**Problem:**
Without including any images, repeat the data exactly.

**Dataset records:**
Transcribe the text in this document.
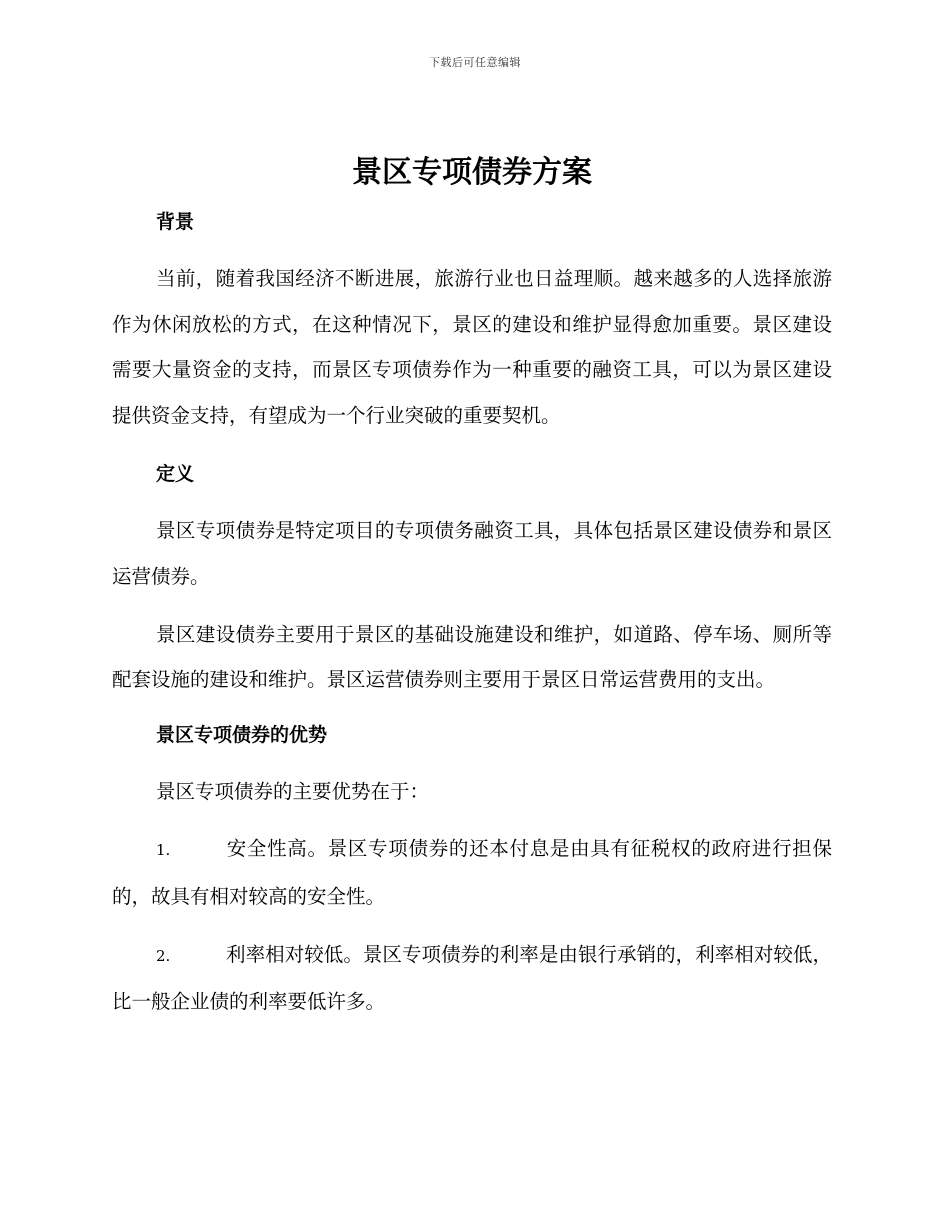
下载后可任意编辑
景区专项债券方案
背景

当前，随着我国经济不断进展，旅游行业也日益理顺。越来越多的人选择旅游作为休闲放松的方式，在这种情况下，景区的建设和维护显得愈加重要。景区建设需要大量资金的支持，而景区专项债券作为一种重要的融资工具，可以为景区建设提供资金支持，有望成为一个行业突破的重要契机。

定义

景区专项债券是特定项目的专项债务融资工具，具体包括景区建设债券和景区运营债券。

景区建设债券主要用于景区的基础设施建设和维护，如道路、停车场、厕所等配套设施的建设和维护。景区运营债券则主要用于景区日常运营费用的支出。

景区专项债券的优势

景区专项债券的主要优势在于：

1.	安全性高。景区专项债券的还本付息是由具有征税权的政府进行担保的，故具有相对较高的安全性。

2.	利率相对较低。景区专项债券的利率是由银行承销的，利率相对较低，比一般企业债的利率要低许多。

**Finished exercise:**
Transcribe the text in this document.
下载后可任意编辑
景区专项债券方案
背景

当前，随着我国经济不断进展，旅游行业也日益理顺。越来越多的人选择旅游作为休闲放松的方式，在这种情况下，景区的建设和维护显得愈加重要。景区建设需要大量资金的支持，而景区专项债券作为一种重要的融资工具，可以为景区建设提供资金支持，有望成为一个行业突破的重要契机。

定义

景区专项债券是特定项目的专项债务融资工具，具体包括景区建设债券和景区运营债券。

景区建设债券主要用于景区的基础设施建设和维护，如道路、停车场、厕所等配套设施的建设和维护。景区运营债券则主要用于景区日常运营费用的支出。

景区专项债券的优势

景区专项债券的主要优势在于：

1.	安全性高。景区专项债券的还本付息是由具有征税权的政府进行担保的，故具有相对较高的安全性。

2.	利率相对较低。景区专项债券的利率是由银行承销的，利率相对较低，比一般企业债的利率要低许多。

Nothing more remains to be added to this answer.